» Provided material
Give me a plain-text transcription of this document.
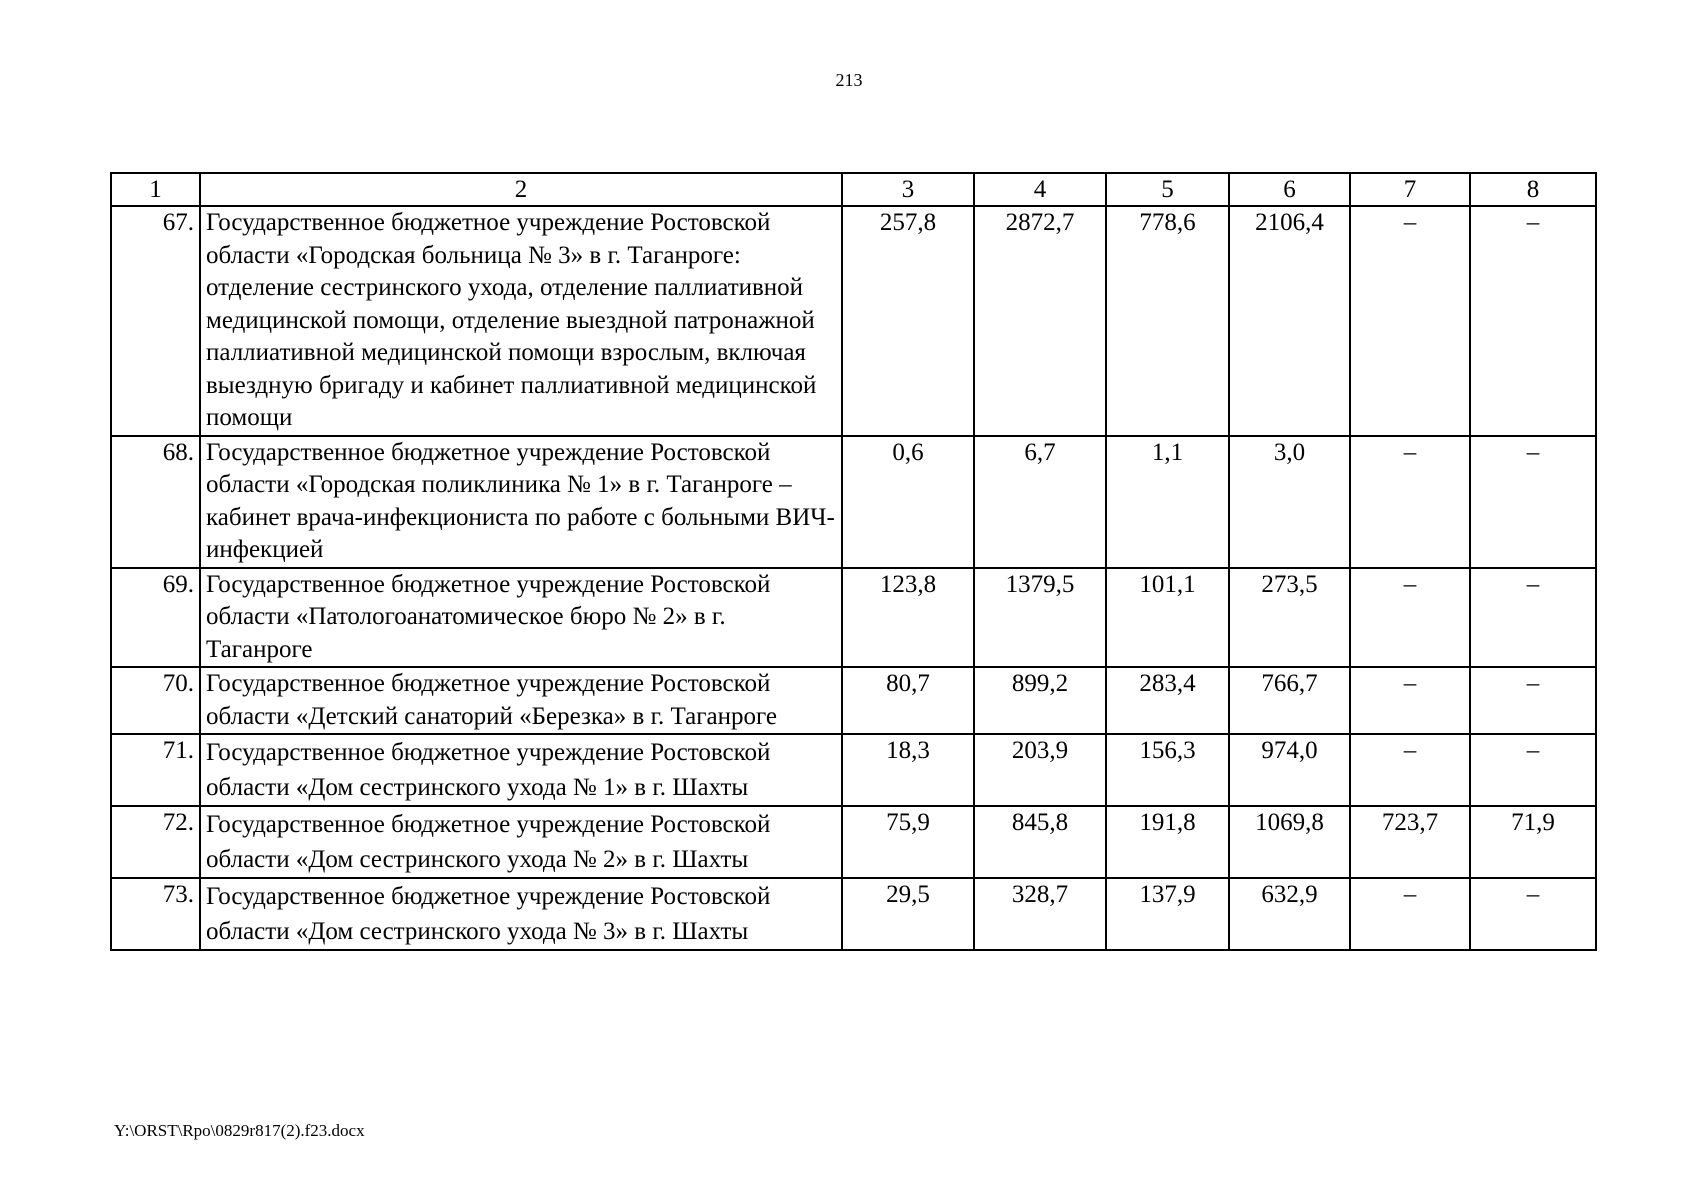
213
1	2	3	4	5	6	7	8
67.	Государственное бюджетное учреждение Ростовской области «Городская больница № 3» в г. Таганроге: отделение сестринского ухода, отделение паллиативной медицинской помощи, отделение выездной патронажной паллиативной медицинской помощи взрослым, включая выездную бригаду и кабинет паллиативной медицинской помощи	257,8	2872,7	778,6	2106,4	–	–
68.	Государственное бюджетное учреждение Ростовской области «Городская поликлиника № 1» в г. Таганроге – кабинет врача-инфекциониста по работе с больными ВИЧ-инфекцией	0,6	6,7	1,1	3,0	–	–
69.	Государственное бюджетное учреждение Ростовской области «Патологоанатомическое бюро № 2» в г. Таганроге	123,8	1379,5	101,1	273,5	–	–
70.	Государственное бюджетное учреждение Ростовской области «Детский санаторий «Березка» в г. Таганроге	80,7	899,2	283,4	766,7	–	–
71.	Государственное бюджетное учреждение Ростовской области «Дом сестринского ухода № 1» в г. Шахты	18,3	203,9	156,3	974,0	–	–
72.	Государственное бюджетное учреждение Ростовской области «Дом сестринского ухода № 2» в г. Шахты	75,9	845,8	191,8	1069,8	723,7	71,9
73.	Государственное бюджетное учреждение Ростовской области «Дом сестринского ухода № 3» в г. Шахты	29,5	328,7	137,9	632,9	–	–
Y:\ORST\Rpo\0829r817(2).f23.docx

» What this task involves
Each line of the material above either contains the word "Шахты" or does not; state how many do, and nothing else.

» The reply
3